◆ Directions for this task: How many of the lines that follow contain the word "text"? Give only the number.

◆ Data supplied:
☆ ☆ ☆ ☆
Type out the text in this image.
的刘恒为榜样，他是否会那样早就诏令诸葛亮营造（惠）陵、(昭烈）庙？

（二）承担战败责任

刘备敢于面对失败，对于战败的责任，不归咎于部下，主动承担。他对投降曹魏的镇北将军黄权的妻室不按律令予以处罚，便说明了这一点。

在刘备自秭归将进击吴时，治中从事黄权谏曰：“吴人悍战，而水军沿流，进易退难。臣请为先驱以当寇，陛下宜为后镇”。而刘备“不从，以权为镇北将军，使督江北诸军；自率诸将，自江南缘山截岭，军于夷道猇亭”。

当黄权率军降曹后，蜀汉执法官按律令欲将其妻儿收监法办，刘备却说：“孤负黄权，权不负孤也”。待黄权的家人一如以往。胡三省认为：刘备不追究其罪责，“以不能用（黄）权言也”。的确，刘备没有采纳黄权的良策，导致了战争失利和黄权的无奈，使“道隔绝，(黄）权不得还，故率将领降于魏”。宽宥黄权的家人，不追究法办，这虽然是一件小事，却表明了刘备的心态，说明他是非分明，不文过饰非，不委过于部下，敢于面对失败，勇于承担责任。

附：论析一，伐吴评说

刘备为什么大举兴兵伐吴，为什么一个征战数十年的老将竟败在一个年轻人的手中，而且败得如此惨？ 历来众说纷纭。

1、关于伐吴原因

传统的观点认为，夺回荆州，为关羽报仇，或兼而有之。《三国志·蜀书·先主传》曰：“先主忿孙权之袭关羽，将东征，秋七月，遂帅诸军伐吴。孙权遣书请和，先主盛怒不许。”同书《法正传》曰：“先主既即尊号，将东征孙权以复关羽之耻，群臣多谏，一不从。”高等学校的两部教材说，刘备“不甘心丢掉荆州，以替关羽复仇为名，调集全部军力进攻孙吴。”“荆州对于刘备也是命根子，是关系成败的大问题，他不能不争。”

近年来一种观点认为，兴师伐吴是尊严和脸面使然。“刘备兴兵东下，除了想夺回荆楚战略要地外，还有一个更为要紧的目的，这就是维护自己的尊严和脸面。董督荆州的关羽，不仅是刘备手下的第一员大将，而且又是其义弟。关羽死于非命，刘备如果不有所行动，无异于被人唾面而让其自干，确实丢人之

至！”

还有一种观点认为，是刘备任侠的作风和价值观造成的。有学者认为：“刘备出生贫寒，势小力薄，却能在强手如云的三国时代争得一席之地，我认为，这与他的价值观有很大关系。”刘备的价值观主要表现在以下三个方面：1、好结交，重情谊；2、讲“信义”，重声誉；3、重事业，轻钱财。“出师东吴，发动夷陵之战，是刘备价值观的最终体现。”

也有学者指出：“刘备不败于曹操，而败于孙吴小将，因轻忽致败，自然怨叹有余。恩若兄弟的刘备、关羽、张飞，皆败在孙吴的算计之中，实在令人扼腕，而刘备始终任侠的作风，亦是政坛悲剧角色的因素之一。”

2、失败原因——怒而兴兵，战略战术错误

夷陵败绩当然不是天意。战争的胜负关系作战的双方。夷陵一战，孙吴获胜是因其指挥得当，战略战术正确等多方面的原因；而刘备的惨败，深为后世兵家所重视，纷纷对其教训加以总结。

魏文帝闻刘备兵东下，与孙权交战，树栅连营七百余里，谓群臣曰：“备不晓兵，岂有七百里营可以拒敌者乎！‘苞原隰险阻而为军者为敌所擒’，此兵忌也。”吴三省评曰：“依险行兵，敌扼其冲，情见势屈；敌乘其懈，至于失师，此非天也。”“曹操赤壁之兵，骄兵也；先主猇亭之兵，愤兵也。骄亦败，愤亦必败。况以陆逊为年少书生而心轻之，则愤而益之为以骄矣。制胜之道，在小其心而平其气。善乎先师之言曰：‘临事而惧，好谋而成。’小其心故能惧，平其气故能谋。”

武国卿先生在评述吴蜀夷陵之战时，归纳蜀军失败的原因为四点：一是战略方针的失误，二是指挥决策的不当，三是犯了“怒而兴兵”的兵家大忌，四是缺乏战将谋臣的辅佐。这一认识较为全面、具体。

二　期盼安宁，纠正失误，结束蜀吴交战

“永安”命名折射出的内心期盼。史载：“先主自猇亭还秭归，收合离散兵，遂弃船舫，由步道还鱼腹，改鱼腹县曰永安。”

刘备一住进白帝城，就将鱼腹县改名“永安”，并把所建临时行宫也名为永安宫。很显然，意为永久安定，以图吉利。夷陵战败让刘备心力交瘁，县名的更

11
☆ ☆ ☆ ☆
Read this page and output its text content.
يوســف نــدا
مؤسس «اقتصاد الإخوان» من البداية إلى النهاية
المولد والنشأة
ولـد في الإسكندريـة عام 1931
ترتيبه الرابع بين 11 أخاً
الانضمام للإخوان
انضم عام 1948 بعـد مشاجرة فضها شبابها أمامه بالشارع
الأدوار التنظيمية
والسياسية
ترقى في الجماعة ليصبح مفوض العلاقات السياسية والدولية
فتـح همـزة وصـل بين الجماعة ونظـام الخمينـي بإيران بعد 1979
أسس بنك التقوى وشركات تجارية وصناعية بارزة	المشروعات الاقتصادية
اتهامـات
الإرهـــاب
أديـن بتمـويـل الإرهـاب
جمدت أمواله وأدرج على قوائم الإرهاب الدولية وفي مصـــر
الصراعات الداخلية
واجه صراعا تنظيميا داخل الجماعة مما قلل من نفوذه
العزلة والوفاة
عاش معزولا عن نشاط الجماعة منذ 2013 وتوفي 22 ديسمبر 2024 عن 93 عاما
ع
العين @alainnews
☆ ☆ ☆ ☆
◆ Solution to this task: 2